## Source

Gay Couple Finishes Long Trail
By Mike Boisvert.
Jon Normand and I have been backpacking across Vermont, south to north, since we first met over four years ago. This September we completed our last leg from Rte. 15 to the Canadian border.
We spent five nights and six days backpacking 52 miles on this rugged trail until we reached the Canadian border. The day we climbed up the firetower on Mt. Belvidere (3,360’) was one of my favorite parts of the trip. A rough and steep trail in places led us to sweeping views. Below the firetower we enjoyed the warm afternoon sun as we gazed to mountains all around us. We saw for the first time on this leg Jay Peak.
The weather during our trip was wild to say the least. On Sunday we had cloudy skies, Monday showers, Tuesday/Wednesday sunny, Thursday winds exceeding 50 mph and rain, and Friday rime ice on Jay Peak. Temperatures were reasonable until Thursday when the storm brought in a cold front. Temperatures that night went down into the 30’s. During the course of the trip, we spooked many spruce grouse and found moose droppings on the trail. Jonny Rosenfield and his dog, Katahdin, accompanied Jon and me. Our trail names were Dirt Devil (Jon Normand), Falling Waters (Jonny Rosenfield), Katahdin (Jonny’s dog), and Rolling Rock (myself). We met a few people on the trail, mostly when we were at our planned shelters.
One of the highlights of the trip was the windstorm on Thursday as we traversed the Haystack Mountain (3,040’) ridge. On this ridge we witnessed trees about to be uprooted from the ground due to the 50-mph winds. We saw tree limbs being blown around and feared that one might injure us. I expected to see Dorothy’s house and the wicked witch fly past us! Mt. Washington recorded the strongest wind gusts to date this year to give you an idea of how bad it was. Add to this showers and periodic bouts of heavy rain. Hypothermia was a concern and Jonny’s dog Katahdin was shivering so we had to keep moving. It was a wild day and something none of us had ever experienced before and care not to repeat anytime soon.
We ate quite well as none of us lost any weight except for Jonny one pound. Jonny stuck with freeze dried meals while Jon and I were more creative with spaghetti and  packaged meat, stovetop with chicken/gravy, and various Lipton noodle packages. We planned our meal rations perfectly since by the end of six days we had little food left.
Our last day on the Long Trail was quite adventurous. This was to be the hardest day of all-backpacking 13 miles including our highest peak, Jay Peak at 3,880’. We awoke at 6am at Jay Camp and got going around 7:45am. It was in the low 40’s when we started and windy the higher we climbed. Our ascent led us through birch groves. We found  cold temperatures had browned most ferns. Throughout the day we found the trail littered with fallen trees and broken branches from Thursday’s storm. We then paralleled a ski trail and hiked over steep ledges. When we emerged on the ski trail we found ourselves in fog with all the trees covered with rime ice. It was windy and cold so we put on our Gore-Tex jackets over our fleece, put on our gloves and hats, and covered our heads with the jacket hood. We found ourselves in a forbidden landscape and decided not to spend much time on the summit. I was reminded that winter is knocking on our door.
Katahdin was always ahead with Jonny in tow. We then descended and took a break at the Laura Woodward shelter where it was warmer. We then ascended Doll Peak (3,409’) and still felt strong with fresh legs. The fog began to lift and we felt the warmth of the sun again.

## Tasks to perform
a – List every trail name given in the trip report, along with who or what bore each one.
b – Reproduce the listing from its first line through the line containing "481, 156, 494]", changing "data-label" to "value-label" wherever it appears and keeping everything else identical. Give only those lines.
The trip report and the listing come from separate, unrelated sources.

## Data section

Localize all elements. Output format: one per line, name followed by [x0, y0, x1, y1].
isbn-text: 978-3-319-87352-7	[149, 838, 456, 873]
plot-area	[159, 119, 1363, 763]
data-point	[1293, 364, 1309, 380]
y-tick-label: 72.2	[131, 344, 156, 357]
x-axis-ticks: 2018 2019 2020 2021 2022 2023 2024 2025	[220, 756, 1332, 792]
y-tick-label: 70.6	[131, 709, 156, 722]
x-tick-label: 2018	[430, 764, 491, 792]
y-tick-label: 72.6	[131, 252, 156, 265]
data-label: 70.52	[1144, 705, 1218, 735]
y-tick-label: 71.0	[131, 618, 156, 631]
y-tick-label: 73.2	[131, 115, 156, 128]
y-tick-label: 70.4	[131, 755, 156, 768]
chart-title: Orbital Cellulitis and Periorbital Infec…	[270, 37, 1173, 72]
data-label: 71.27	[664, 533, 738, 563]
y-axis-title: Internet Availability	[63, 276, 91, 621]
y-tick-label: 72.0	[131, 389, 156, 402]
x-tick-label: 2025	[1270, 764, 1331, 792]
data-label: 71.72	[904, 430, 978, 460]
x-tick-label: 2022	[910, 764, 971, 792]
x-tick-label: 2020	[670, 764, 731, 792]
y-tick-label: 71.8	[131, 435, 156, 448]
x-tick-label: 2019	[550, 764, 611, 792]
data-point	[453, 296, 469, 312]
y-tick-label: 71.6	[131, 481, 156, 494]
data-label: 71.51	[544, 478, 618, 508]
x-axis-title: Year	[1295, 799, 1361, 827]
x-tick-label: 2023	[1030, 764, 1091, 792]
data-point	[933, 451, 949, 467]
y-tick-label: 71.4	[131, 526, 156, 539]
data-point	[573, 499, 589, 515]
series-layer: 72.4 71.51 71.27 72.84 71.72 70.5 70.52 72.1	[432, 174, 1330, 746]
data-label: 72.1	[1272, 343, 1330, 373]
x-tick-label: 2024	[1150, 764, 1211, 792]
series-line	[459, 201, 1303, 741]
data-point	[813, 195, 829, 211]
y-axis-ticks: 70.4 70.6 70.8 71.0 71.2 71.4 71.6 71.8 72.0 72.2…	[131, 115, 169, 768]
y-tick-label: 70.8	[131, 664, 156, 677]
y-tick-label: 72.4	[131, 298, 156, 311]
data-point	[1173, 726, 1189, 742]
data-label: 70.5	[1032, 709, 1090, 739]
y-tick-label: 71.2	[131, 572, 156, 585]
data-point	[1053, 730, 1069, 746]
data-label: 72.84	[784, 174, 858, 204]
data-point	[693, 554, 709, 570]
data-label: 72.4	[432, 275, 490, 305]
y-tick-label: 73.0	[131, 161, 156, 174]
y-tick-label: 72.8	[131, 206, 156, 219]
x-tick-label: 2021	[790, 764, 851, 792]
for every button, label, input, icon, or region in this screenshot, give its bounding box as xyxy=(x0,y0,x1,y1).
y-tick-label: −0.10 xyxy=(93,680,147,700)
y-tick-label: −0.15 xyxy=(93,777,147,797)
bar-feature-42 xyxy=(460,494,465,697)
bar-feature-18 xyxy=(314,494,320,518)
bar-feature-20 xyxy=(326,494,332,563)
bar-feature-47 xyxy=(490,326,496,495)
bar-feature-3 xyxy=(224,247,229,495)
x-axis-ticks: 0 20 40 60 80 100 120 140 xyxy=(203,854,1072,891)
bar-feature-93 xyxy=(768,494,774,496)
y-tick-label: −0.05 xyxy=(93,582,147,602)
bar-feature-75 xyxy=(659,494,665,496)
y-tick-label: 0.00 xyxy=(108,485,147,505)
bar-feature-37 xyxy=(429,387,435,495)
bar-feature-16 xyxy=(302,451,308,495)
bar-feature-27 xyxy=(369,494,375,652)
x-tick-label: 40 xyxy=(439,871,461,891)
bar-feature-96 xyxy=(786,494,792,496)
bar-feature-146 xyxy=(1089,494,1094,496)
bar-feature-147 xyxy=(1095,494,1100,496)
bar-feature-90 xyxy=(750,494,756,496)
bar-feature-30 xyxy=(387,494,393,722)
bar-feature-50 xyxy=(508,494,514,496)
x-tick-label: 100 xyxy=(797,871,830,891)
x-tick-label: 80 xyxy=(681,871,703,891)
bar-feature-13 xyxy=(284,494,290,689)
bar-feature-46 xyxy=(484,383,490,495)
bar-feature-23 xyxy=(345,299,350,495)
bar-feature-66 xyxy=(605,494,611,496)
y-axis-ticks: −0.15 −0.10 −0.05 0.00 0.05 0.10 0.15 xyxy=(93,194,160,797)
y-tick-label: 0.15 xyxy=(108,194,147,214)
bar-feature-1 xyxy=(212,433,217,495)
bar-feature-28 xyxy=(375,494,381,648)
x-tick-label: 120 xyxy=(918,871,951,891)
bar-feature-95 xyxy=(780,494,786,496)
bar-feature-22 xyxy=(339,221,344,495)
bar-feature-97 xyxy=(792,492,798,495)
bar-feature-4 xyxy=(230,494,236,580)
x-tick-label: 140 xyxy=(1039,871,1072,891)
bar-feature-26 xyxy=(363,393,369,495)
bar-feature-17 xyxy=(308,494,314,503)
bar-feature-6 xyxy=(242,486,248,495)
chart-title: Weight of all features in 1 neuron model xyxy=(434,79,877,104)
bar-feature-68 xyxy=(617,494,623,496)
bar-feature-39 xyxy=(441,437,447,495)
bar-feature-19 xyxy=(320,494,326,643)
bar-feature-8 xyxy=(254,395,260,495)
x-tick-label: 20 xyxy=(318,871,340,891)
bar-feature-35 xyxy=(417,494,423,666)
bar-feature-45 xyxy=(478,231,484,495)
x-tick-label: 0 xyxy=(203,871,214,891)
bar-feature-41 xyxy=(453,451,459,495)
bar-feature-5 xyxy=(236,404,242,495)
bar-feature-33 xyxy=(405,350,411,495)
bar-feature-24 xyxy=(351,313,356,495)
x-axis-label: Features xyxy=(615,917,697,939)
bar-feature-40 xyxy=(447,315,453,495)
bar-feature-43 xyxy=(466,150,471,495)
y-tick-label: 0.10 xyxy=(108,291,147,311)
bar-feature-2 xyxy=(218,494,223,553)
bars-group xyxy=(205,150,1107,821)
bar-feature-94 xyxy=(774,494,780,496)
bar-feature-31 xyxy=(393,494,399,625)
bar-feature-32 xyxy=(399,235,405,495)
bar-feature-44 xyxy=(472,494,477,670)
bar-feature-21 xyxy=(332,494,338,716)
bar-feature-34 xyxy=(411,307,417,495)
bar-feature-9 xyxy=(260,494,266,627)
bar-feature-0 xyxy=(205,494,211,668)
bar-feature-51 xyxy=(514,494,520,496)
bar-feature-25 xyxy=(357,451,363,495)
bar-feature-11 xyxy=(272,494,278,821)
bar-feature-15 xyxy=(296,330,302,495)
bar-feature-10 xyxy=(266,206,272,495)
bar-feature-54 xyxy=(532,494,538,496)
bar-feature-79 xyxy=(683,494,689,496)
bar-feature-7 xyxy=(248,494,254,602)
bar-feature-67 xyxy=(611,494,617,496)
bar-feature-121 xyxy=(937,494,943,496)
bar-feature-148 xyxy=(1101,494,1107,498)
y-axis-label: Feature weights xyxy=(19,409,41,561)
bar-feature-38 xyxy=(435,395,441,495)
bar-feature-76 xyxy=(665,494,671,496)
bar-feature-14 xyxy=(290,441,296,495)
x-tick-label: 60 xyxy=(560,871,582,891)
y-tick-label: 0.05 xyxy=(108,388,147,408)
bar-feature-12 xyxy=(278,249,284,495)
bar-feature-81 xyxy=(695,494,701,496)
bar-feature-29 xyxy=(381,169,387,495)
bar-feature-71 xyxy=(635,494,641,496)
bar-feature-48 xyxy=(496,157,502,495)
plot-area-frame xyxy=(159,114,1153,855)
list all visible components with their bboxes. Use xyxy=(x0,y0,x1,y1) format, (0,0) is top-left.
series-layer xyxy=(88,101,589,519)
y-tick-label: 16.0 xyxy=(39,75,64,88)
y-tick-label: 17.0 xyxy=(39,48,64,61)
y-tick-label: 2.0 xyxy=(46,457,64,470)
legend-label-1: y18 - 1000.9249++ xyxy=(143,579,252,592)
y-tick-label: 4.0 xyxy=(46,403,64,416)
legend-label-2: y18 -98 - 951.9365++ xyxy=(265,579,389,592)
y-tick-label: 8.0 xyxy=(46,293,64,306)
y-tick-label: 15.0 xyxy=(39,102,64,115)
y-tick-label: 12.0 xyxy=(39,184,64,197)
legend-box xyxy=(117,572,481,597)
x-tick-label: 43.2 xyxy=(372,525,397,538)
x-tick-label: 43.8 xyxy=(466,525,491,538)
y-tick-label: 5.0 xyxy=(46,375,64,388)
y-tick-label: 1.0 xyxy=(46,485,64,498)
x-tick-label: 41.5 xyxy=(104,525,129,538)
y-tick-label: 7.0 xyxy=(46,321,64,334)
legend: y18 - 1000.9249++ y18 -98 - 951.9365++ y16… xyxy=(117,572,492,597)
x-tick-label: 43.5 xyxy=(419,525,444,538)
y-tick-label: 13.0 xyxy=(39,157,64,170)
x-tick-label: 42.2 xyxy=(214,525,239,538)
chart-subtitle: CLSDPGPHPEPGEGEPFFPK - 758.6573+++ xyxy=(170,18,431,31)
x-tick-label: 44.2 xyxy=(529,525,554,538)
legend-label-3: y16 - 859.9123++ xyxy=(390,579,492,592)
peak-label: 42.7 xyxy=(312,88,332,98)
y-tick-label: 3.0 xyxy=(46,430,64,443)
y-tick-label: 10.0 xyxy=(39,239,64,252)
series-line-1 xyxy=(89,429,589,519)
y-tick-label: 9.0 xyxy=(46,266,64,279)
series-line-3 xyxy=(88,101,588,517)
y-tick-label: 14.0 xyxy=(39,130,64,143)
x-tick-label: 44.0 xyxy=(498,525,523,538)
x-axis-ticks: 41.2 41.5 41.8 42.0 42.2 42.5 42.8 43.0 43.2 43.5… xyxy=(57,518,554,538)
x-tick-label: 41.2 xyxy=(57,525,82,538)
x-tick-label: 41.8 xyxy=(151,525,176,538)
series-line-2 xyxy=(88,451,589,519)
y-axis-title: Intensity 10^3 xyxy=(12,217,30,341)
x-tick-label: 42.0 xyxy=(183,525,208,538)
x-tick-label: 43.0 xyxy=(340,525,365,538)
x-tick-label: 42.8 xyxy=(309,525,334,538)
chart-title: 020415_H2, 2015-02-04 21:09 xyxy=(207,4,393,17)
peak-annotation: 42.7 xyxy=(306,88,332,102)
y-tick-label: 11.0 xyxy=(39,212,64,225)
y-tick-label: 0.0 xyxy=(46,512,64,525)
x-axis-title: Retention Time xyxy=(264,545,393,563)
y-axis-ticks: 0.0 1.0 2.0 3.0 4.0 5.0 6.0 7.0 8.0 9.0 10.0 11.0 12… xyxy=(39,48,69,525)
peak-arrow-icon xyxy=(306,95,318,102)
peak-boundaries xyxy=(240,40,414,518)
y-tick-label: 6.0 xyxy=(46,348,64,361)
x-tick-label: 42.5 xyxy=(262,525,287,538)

## Correct answers
a – Dirt Devil (Jon Normand), Falling Waters (Jonny Rosenfield), Katahdin (Jonny's dog), Rolling Rock (the writer, Mike Boisvert)

b –
Localize all elements. Output format: one per line, name followed by [x0, y0, x1, y1].
isbn-text: 978-3-319-87352-7	[149, 838, 456, 873]
plot-area	[159, 119, 1363, 763]
data-point	[1293, 364, 1309, 380]
y-tick-label: 72.2	[131, 344, 156, 357]
x-axis-ticks: 2018 2019 2020 2021 2022 2023 2024 2025	[220, 756, 1332, 792]
y-tick-label: 70.6	[131, 709, 156, 722]
x-tick-label: 2018	[430, 764, 491, 792]
y-tick-label: 72.6	[131, 252, 156, 265]
value-label: 70.52	[1144, 705, 1218, 735]
y-tick-label: 71.0	[131, 618, 156, 631]
y-tick-label: 73.2	[131, 115, 156, 128]
y-tick-label: 70.4	[131, 755, 156, 768]
chart-title: Orbital Cellulitis and Periorbital Infec…	[270, 37, 1173, 72]
value-label: 71.27	[664, 533, 738, 563]
y-axis-title: Internet Availability	[63, 276, 91, 621]
y-tick-label: 72.0	[131, 389, 156, 402]
x-tick-label: 2025	[1270, 764, 1331, 792]
value-label: 71.72	[904, 430, 978, 460]
x-tick-label: 2022	[910, 764, 971, 792]
x-tick-label: 2020	[670, 764, 731, 792]
y-tick-label: 71.8	[131, 435, 156, 448]
x-tick-label: 2019	[550, 764, 611, 792]
data-point	[453, 296, 469, 312]
y-tick-label: 71.6	[131, 481, 156, 494]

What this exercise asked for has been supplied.